• INPUT MATERIAL:

****************

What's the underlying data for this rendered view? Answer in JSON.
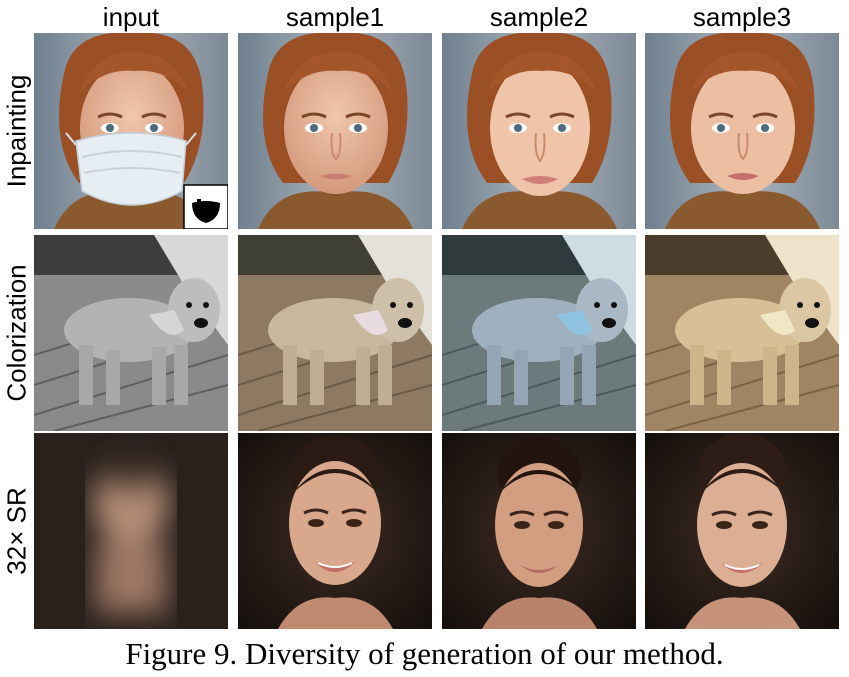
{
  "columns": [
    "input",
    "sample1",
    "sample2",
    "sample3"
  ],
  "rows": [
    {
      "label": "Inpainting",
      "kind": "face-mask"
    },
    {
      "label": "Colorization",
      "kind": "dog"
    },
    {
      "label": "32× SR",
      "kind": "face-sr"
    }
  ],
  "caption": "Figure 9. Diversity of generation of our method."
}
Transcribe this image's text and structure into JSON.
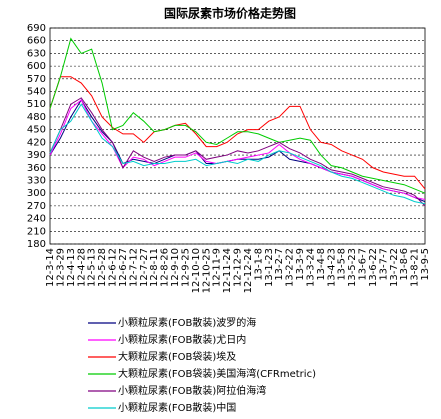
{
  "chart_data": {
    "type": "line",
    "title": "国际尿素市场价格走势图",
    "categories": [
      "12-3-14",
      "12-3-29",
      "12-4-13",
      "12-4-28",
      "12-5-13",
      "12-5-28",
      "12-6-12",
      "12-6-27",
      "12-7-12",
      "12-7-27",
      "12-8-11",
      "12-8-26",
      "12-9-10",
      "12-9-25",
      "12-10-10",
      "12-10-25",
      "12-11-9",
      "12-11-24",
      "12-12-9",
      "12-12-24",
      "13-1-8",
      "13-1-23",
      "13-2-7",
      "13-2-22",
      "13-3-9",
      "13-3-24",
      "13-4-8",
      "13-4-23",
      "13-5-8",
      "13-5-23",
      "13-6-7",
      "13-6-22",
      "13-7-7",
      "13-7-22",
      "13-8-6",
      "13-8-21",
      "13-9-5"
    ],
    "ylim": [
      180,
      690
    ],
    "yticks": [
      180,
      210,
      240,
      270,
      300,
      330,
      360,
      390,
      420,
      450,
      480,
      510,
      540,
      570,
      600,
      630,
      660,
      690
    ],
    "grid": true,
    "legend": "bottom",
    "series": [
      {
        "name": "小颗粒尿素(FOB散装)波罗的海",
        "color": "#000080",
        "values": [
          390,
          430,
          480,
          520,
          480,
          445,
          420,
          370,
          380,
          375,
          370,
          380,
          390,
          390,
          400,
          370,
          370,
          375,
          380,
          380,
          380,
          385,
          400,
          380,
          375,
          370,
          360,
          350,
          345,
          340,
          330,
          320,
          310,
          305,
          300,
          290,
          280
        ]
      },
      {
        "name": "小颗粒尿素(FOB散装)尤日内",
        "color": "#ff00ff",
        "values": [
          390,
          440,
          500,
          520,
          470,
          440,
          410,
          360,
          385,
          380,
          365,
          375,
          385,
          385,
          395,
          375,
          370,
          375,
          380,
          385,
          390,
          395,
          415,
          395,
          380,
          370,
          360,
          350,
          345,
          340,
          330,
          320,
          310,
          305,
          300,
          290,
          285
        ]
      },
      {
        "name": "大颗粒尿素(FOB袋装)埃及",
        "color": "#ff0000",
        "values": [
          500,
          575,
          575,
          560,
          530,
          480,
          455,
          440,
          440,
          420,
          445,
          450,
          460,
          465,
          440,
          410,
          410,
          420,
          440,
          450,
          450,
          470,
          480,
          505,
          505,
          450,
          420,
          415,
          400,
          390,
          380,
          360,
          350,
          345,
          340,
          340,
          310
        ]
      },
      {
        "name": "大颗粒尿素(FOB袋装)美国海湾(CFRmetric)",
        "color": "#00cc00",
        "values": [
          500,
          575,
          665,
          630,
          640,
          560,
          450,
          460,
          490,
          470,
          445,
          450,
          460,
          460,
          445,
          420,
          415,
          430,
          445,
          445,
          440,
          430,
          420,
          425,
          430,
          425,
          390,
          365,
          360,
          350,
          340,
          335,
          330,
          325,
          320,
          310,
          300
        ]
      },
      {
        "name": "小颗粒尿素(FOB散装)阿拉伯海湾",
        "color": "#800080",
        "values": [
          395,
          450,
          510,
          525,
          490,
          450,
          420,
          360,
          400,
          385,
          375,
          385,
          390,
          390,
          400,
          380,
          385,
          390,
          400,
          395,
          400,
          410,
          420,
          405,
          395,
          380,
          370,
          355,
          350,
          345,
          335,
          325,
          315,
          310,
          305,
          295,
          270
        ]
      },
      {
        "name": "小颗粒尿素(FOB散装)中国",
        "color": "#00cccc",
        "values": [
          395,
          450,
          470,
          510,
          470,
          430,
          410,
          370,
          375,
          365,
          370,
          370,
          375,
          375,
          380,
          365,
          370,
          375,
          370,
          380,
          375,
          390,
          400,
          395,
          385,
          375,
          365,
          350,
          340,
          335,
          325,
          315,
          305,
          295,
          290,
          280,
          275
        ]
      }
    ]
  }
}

****************

Set down every entry word for word, but omit the pictures.

What's the underlying data for this rendered view? Answer in JSON.
{
  "columns": [
    "input",
    "sample1",
    "sample2",
    "sample3"
  ],
  "rows": [
    {
      "label": "Inpainting",
      "kind": "face-mask"
    },
    {
      "label": "Colorization",
      "kind": "dog"
    },
    {
      "label": "32× SR",
      "kind": "face-sr"
    }
  ],
  "caption": "Figure 9. Diversity of generation of our method."
}
Transcribe this image's text and structure into JSON.
{
  "chart_data": {
    "type": "line",
    "title": "国际尿素市场价格走势图",
    "categories": [
      "12-3-14",
      "12-3-29",
      "12-4-13",
      "12-4-28",
      "12-5-13",
      "12-5-28",
      "12-6-12",
      "12-6-27",
      "12-7-12",
      "12-7-27",
      "12-8-11",
      "12-8-26",
      "12-9-10",
      "12-9-25",
      "12-10-10",
      "12-10-25",
      "12-11-9",
      "12-11-24",
      "12-12-9",
      "12-12-24",
      "13-1-8",
      "13-1-23",
      "13-2-7",
      "13-2-22",
      "13-3-9",
      "13-3-24",
      "13-4-8",
      "13-4-23",
      "13-5-8",
      "13-5-23",
      "13-6-7",
      "13-6-22",
      "13-7-7",
      "13-7-22",
      "13-8-6",
      "13-8-21",
      "13-9-5"
    ],
    "ylim": [
      180,
      690
    ],
    "yticks": [
      180,
      210,
      240,
      270,
      300,
      330,
      360,
      390,
      420,
      450,
      480,
      510,
      540,
      570,
      600,
      630,
      660,
      690
    ],
    "grid": true,
    "legend": "bottom",
    "series": [
      {
        "name": "小颗粒尿素(FOB散装)波罗的海",
        "color": "#000080",
        "values": [
          390,
          430,
          480,
          520,
          480,
          445,
          420,
          370,
          380,
          375,
          370,
          380,
          390,
          390,
          400,
          370,
          370,
          375,
          380,
          380,
          380,
          385,
          400,
          380,
          375,
          370,
          360,
          350,
          345,
          340,
          330,
          320,
          310,
          305,
          300,
          290,
          280
        ]
      },
      {
        "name": "小颗粒尿素(FOB散装)尤日内",
        "color": "#ff00ff",
        "values": [
          390,
          440,
          500,
          520,
          470,
          440,
          410,
          360,
          385,
          380,
          365,
          375,
          385,
          385,
          395,
          375,
          370,
          375,
          380,
          385,
          390,
          395,
          415,
          395,
          380,
          370,
          360,
          350,
          345,
          340,
          330,
          320,
          310,
          305,
          300,
          290,
          285
        ]
      },
      {
        "name": "大颗粒尿素(FOB袋装)埃及",
        "color": "#ff0000",
        "values": [
          500,
          575,
          575,
          560,
          530,
          480,
          455,
          440,
          440,
          420,
          445,
          450,
          460,
          465,
          440,
          410,
          410,
          420,
          440,
          450,
          450,
          470,
          480,
          505,
          505,
          450,
          420,
          415,
          400,
          390,
          380,
          360,
          350,
          345,
          340,
          340,
          310
        ]
      },
      {
        "name": "大颗粒尿素(FOB袋装)美国海湾(CFRmetric)",
        "color": "#00cc00",
        "values": [
          500,
          575,
          665,
          630,
          640,
          560,
          450,
          460,
          490,
          470,
          445,
          450,
          460,
          460,
          445,
          420,
          415,
          430,
          445,
          445,
          440,
          430,
          420,
          425,
          430,
          425,
          390,
          365,
          360,
          350,
          340,
          335,
          330,
          325,
          320,
          310,
          300
        ]
      },
      {
        "name": "小颗粒尿素(FOB散装)阿拉伯海湾",
        "color": "#800080",
        "values": [
          395,
          450,
          510,
          525,
          490,
          450,
          420,
          360,
          400,
          385,
          375,
          385,
          390,
          390,
          400,
          380,
          385,
          390,
          400,
          395,
          400,
          410,
          420,
          405,
          395,
          380,
          370,
          355,
          350,
          345,
          335,
          325,
          315,
          310,
          305,
          295,
          270
        ]
      },
      {
        "name": "小颗粒尿素(FOB散装)中国",
        "color": "#00cccc",
        "values": [
          395,
          450,
          470,
          510,
          470,
          430,
          410,
          370,
          375,
          365,
          370,
          370,
          375,
          375,
          380,
          365,
          370,
          375,
          370,
          380,
          375,
          390,
          400,
          395,
          385,
          375,
          365,
          350,
          340,
          335,
          325,
          315,
          305,
          295,
          290,
          280,
          275
        ]
      }
    ]
  }
}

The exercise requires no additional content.